## What is asked
Without including any images, reproduce each entry exactly.

## Data provided
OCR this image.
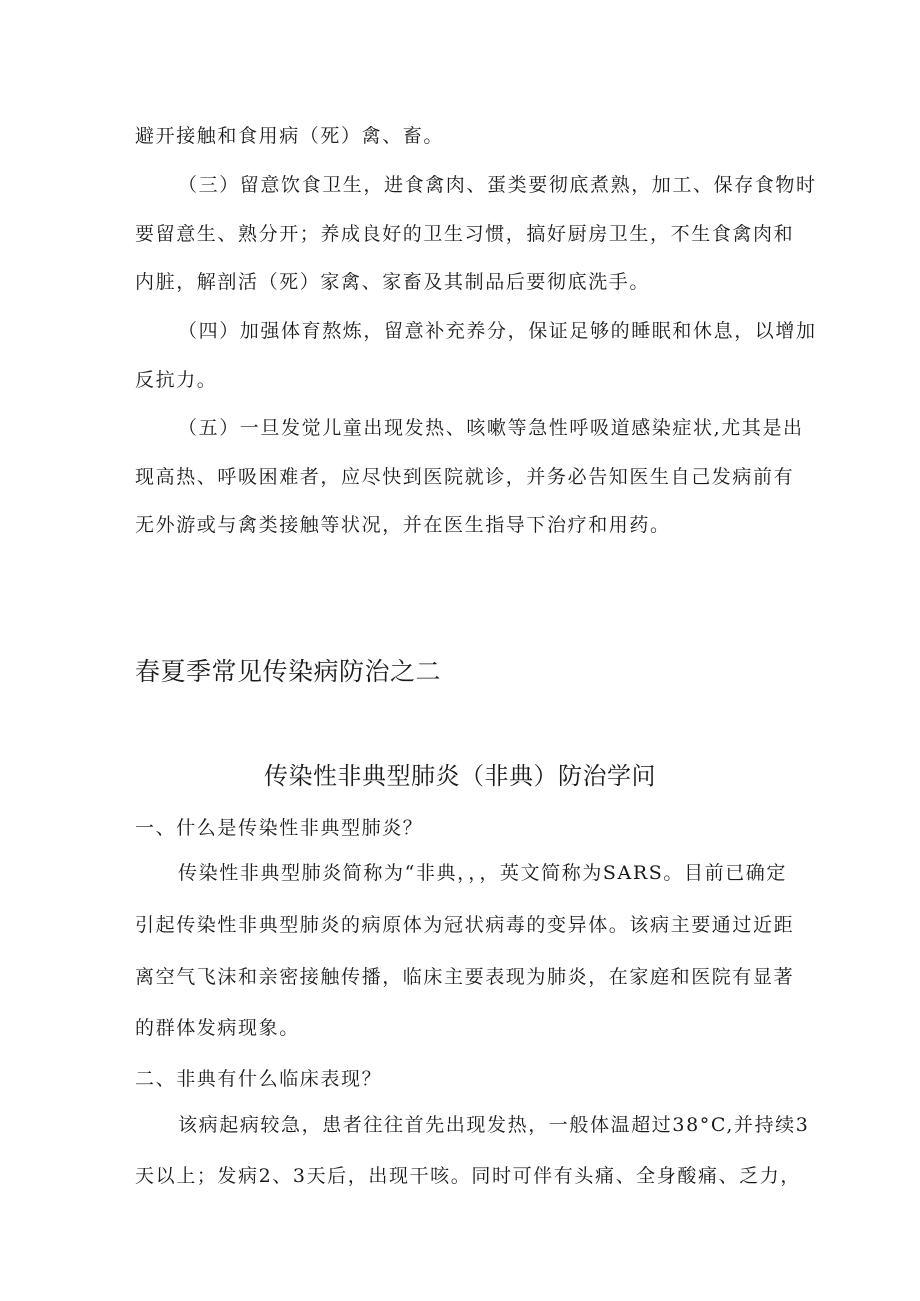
避开接触和食用病（死）禽、畜。
（三）留意饮食卫生，进食禽肉、蛋类要彻底煮熟，加工、保存食物时
要留意生、熟分开；养成良好的卫生习惯，搞好厨房卫生，不生食禽肉和
内脏，解剖活（死）家禽、家畜及其制品后要彻底洗手。
（四）加强体育熬炼，留意补充养分，保证足够的睡眠和休息，以增加
反抗力。
（五）一旦发觉儿童出现发热、咳嗽等急性呼吸道感染症状,尤其是出
现高热、呼吸困难者，应尽快到医院就诊，并务必告知医生自己发病前有
无外游或与禽类接触等状况，并在医生指导下治疗和用药。
春夏季常见传染病防治之二
传染性非典型肺炎（非典）防治学问
一、什么是传染性非典型肺炎？
传染性非典型肺炎简称为“非典，，，英文简称为SARS。目前已确定
引起传染性非典型肺炎的病原体为冠状病毒的变异体。该病主要通过近距
离空气飞沫和亲密接触传播，临床主要表现为肺炎，在家庭和医院有显著
的群体发病现象。
二、非典有什么临床表现？
该病起病较急，患者往往首先出现发热，一般体温超过38°C,并持续3
天以上；发病2、3天后，出现干咳。同时可伴有头痛、全身酸痛、乏力，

## Output for this task
OCR this image.
避开接触和食用病（死）禽、畜。
（三）留意饮食卫生，进食禽肉、蛋类要彻底煮熟，加工、保存食物时
要留意生、熟分开；养成良好的卫生习惯，搞好厨房卫生，不生食禽肉和
内脏，解剖活（死）家禽、家畜及其制品后要彻底洗手。
（四）加强体育熬炼，留意补充养分，保证足够的睡眠和休息，以增加
反抗力。
（五）一旦发觉儿童出现发热、咳嗽等急性呼吸道感染症状,尤其是出
现高热、呼吸困难者，应尽快到医院就诊，并务必告知医生自己发病前有
无外游或与禽类接触等状况，并在医生指导下治疗和用药。
春夏季常见传染病防治之二
传染性非典型肺炎（非典）防治学问
一、什么是传染性非典型肺炎？
传染性非典型肺炎简称为“非典，，，英文简称为SARS。目前已确定
引起传染性非典型肺炎的病原体为冠状病毒的变异体。该病主要通过近距
离空气飞沫和亲密接触传播，临床主要表现为肺炎，在家庭和医院有显著
的群体发病现象。
二、非典有什么临床表现？
该病起病较急，患者往往首先出现发热，一般体温超过38°C,并持续3
天以上；发病2、3天后，出现干咳。同时可伴有头痛、全身酸痛、乏力，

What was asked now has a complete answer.